> _Les lignes_:
-----

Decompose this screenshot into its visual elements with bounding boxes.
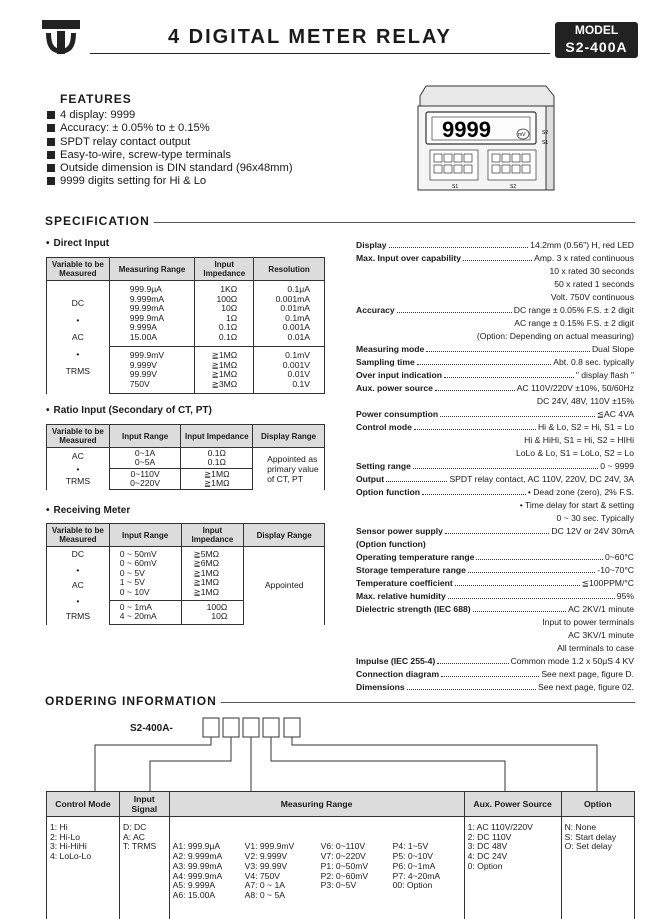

-----

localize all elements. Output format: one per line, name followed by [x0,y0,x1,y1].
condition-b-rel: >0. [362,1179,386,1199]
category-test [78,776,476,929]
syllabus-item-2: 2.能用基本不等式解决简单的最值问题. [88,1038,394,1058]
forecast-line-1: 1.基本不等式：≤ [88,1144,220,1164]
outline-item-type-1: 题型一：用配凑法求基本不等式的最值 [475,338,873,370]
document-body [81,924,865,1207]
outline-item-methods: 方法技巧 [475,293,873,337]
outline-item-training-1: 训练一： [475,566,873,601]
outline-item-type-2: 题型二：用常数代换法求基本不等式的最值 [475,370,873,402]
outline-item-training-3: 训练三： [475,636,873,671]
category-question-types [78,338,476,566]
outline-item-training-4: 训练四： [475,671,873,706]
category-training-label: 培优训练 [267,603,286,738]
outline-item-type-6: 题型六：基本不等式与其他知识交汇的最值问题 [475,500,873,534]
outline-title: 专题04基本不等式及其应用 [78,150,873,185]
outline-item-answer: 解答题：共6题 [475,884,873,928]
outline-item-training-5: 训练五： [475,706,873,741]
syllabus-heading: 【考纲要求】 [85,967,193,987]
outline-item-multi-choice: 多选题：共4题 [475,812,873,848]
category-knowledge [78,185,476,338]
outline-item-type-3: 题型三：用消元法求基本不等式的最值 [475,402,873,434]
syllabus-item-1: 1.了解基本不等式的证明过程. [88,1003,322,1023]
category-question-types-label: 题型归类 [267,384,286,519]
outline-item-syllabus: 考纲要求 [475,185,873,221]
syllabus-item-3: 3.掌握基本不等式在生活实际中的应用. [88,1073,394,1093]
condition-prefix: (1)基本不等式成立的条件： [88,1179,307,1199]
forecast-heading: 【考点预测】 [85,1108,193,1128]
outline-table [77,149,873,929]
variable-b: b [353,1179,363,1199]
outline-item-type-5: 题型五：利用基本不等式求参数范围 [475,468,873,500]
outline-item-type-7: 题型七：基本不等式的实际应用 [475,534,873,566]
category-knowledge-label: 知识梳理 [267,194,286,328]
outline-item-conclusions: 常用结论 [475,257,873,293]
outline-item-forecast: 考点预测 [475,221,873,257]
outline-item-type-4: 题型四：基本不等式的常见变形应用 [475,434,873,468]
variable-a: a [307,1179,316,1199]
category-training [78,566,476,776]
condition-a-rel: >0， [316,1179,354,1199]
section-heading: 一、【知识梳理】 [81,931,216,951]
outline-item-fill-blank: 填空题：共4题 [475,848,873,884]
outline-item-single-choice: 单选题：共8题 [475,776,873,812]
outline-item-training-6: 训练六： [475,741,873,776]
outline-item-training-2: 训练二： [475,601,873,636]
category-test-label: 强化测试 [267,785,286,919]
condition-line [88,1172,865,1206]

-----

> _Objectif_: Convertis ces lignes en une liste JSON de chaînes, une chaîne par ligne, en laissant de côté les lignes vides. Commence à la ligne qui contient « localize all elements. » et arrête-toi après celle qui contient « variable-a: a [307,1179,316,1199] ».

> _Réponse rédigée_:
[
  "localize all elements. Output format: one per line, name followed by [x0,y0,x1,y1].",
  "condition-b-rel: >0. [362,1179,386,1199]",
  "category-test [78,776,476,929]",
  "syllabus-item-2: 2.能用基本不等式解决简单的最值问题. [88,1038,394,1058]",
  "forecast-line-1: 1.基本不等式：≤ [88,1144,220,1164]",
  "outline-item-type-1: 题型一：用配凑法求基本不等式的最值 [475,338,873,370]",
  "document-body [81,924,865,1207]",
  "outline-item-methods: 方法技巧 [475,293,873,337]",
  "outline-item-training-1: 训练一： [475,566,873,601]",
  "outline-item-type-2: 题型二：用常数代换法求基本不等式的最值 [475,370,873,402]",
  "outline-item-training-3: 训练三： [475,636,873,671]",
  "category-question-types [78,338,476,566]",
  "outline-item-training-4: 训练四： [475,671,873,706]",
  "category-training-label: 培优训练 [267,603,286,738]",
  "outline-item-type-6: 题型六：基本不等式与其他知识交汇的最值问题 [475,500,873,534]",
  "outline-title: 专题04基本不等式及其应用 [78,150,873,185]",
  "outline-item-answer: 解答题：共6题 [475,884,873,928]",
  "outline-item-training-5: 训练五： [475,706,873,741]",
  "syllabus-heading: 【考纲要求】 [85,967,193,987]",
  "outline-item-multi-choice: 多选题：共4题 [475,812,873,848]",
  "category-knowledge [78,185,476,338]",
  "outline-item-type-3: 题型三：用消元法求基本不等式的最值 [475,402,873,434]",
  "syllabus-item-1: 1.了解基本不等式的证明过程. [88,1003,322,1023]",
  "category-question-types-label: 题型归类 [267,384,286,519]",
  "outline-item-syllabus: 考纲要求 [475,185,873,221]",
  "syllabus-item-3: 3.掌握基本不等式在生活实际中的应用. [88,1073,394,1093]",
  "condition-prefix: (1)基本不等式成立的条件： [88,1179,307,1199]",
  "forecast-heading: 【考点预测】 [85,1108,193,1128]",
  "outline-table [77,149,873,929]",
  "variable-b: b [353,1179,363,1199]",
  "outline-item-type-5: 题型五：利用基本不等式求参数范围 [475,468,873,500]",
  "outline-item-type-7: 题型七：基本不等式的实际应用 [475,534,873,566]",
  "category-knowledge-label: 知识梳理 [267,194,286,328]",
  "outline-item-conclusions: 常用结论 [475,257,873,293]",
  "outline-item-forecast: 考点预测 [475,221,873,257]",
  "outline-item-type-4: 题型四：基本不等式的常见变形应用 [475,434,873,468]",
  "variable-a: a [307,1179,316,1199]"
]